**Extracted data entries**
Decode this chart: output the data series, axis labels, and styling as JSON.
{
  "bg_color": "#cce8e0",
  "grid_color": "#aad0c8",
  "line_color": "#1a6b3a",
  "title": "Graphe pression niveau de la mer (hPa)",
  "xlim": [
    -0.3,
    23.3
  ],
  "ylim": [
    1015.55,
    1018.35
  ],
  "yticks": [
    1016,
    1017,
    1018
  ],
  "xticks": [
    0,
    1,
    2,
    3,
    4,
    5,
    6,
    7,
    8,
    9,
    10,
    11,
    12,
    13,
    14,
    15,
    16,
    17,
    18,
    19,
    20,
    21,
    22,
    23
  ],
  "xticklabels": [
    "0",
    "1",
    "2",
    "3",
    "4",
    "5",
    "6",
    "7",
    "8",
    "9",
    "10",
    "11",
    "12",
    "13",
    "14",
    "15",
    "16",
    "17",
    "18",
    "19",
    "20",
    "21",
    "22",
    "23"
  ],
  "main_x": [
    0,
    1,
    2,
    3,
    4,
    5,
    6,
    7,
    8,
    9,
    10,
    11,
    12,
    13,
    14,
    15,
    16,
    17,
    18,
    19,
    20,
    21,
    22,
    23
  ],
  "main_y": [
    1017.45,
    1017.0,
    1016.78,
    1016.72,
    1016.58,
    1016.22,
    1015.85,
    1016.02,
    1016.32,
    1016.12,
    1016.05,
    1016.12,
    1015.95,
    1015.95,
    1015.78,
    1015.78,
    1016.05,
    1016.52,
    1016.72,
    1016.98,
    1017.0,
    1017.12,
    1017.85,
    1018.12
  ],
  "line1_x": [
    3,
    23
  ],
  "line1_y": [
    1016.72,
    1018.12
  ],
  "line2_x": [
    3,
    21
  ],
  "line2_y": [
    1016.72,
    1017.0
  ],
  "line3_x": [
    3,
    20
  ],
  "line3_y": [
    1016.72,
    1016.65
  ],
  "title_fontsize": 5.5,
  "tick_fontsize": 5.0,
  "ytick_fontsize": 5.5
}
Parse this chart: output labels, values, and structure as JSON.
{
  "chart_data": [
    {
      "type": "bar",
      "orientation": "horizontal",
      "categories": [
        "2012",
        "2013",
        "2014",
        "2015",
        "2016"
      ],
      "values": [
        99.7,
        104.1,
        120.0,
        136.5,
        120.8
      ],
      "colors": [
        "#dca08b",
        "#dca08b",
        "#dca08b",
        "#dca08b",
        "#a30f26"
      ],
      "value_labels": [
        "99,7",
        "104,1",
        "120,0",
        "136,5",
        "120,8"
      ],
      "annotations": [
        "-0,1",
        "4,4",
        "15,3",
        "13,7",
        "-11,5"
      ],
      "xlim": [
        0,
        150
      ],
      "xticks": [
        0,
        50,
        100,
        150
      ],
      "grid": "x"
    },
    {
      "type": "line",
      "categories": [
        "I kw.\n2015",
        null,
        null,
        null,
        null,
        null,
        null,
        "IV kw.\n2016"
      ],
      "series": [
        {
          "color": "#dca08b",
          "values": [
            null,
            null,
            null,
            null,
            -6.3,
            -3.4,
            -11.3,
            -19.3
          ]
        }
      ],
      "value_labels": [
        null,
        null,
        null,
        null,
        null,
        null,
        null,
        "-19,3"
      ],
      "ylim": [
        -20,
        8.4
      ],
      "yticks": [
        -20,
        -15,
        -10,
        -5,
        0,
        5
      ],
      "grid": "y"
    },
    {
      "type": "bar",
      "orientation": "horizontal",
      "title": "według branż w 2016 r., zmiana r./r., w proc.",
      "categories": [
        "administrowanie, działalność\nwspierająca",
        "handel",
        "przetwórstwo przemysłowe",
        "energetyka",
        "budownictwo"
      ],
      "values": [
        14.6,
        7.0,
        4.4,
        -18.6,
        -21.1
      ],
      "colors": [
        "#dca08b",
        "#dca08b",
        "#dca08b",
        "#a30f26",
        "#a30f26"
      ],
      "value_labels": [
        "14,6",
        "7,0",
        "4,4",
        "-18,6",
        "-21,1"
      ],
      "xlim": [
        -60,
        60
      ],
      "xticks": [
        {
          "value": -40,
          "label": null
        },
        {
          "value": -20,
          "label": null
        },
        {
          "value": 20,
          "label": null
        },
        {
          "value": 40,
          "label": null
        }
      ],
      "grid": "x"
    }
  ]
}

**The exercise**
All of the entries above need to be reproduced exactly.

**Result below**
Decode this chart: output the data series, axis labels, and styling as JSON.
{
  "bg_color": "#cce8e0",
  "grid_color": "#aad0c8",
  "line_color": "#1a6b3a",
  "title": "Graphe pression niveau de la mer (hPa)",
  "xlim": [
    -0.3,
    23.3
  ],
  "ylim": [
    1015.55,
    1018.35
  ],
  "yticks": [
    1016,
    1017,
    1018
  ],
  "xticks": [
    0,
    1,
    2,
    3,
    4,
    5,
    6,
    7,
    8,
    9,
    10,
    11,
    12,
    13,
    14,
    15,
    16,
    17,
    18,
    19,
    20,
    21,
    22,
    23
  ],
  "xticklabels": [
    "0",
    "1",
    "2",
    "3",
    "4",
    "5",
    "6",
    "7",
    "8",
    "9",
    "10",
    "11",
    "12",
    "13",
    "14",
    "15",
    "16",
    "17",
    "18",
    "19",
    "20",
    "21",
    "22",
    "23"
  ],
  "main_x": [
    0,
    1,
    2,
    3,
    4,
    5,
    6,
    7,
    8,
    9,
    10,
    11,
    12,
    13,
    14,
    15,
    16,
    17,
    18,
    19,
    20,
    21,
    22,
    23
  ],
  "main_y": [
    1017.45,
    1017.0,
    1016.78,
    1016.72,
    1016.58,
    1016.22,
    1015.85,
    1016.02,
    1016.32,
    1016.12,
    1016.05,
    1016.12,
    1015.95,
    1015.95,
    1015.78,
    1015.78,
    1016.05,
    1016.52,
    1016.72,
    1016.98,
    1017.0,
    1017.12,
    1017.85,
    1018.12
  ],
  "line1_x": [
    3,
    23
  ],
  "line1_y": [
    1016.72,
    1018.12
  ],
  "line2_x": [
    3,
    21
  ],
  "line2_y": [
    1016.72,
    1017.0
  ],
  "line3_x": [
    3,
    20
  ],
  "line3_y": [
    1016.72,
    1016.65
  ],
  "title_fontsize": 5.5,
  "tick_fontsize": 5.0,
  "ytick_fontsize": 5.5
}
Parse this chart: output labels, values, and structure as JSON.
{
  "chart_data": [
    {
      "type": "bar",
      "orientation": "horizontal",
      "categories": [
        "2012",
        "2013",
        "2014",
        "2015",
        "2016"
      ],
      "values": [
        99.7,
        104.1,
        120.0,
        136.5,
        120.8
      ],
      "colors": [
        "#dca08b",
        "#dca08b",
        "#dca08b",
        "#dca08b",
        "#a30f26"
      ],
      "value_labels": [
        "99,7",
        "104,1",
        "120,0",
        "136,5",
        "120,8"
      ],
      "annotations": [
        "-0,1",
        "4,4",
        "15,3",
        "13,7",
        "-11,5"
      ],
      "xlim": [
        0,
        150
      ],
      "xticks": [
        0,
        50,
        100,
        150
      ],
      "grid": "x"
    },
    {
      "type": "line",
      "categories": [
        "I kw.\n2015",
        null,
        null,
        null,
        null,
        null,
        null,
        "IV kw.\n2016"
      ],
      "series": [
        {
          "color": "#dca08b",
          "values": [
            null,
            null,
            null,
            null,
            -6.3,
            -3.4,
            -11.3,
            -19.3
          ]
        }
      ],
      "value_labels": [
        null,
        null,
        null,
        null,
        null,
        null,
        null,
        "-19,3"
      ],
      "ylim": [
        -20,
        8.4
      ],
      "yticks": [
        -20,
        -15,
        -10,
        -5,
        0,
        5
      ],
      "grid": "y"
    },
    {
      "type": "bar",
      "orientation": "horizontal",
      "title": "według branż w 2016 r., zmiana r./r., w proc.",
      "categories": [
        "administrowanie, działalność\nwspierająca",
        "handel",
        "przetwórstwo przemysłowe",
        "energetyka",
        "budownictwo"
      ],
      "values": [
        14.6,
        7.0,
        4.4,
        -18.6,
        -21.1
      ],
      "colors": [
        "#dca08b",
        "#dca08b",
        "#dca08b",
        "#a30f26",
        "#a30f26"
      ],
      "value_labels": [
        "14,6",
        "7,0",
        "4,4",
        "-18,6",
        "-21,1"
      ],
      "xlim": [
        -60,
        60
      ],
      "xticks": [
        {
          "value": -40,
          "label": null
        },
        {
          "value": -20,
          "label": null
        },
        {
          "value": 20,
          "label": null
        },
        {
          "value": 40,
          "label": null
        }
      ],
      "grid": "x"
    }
  ]
}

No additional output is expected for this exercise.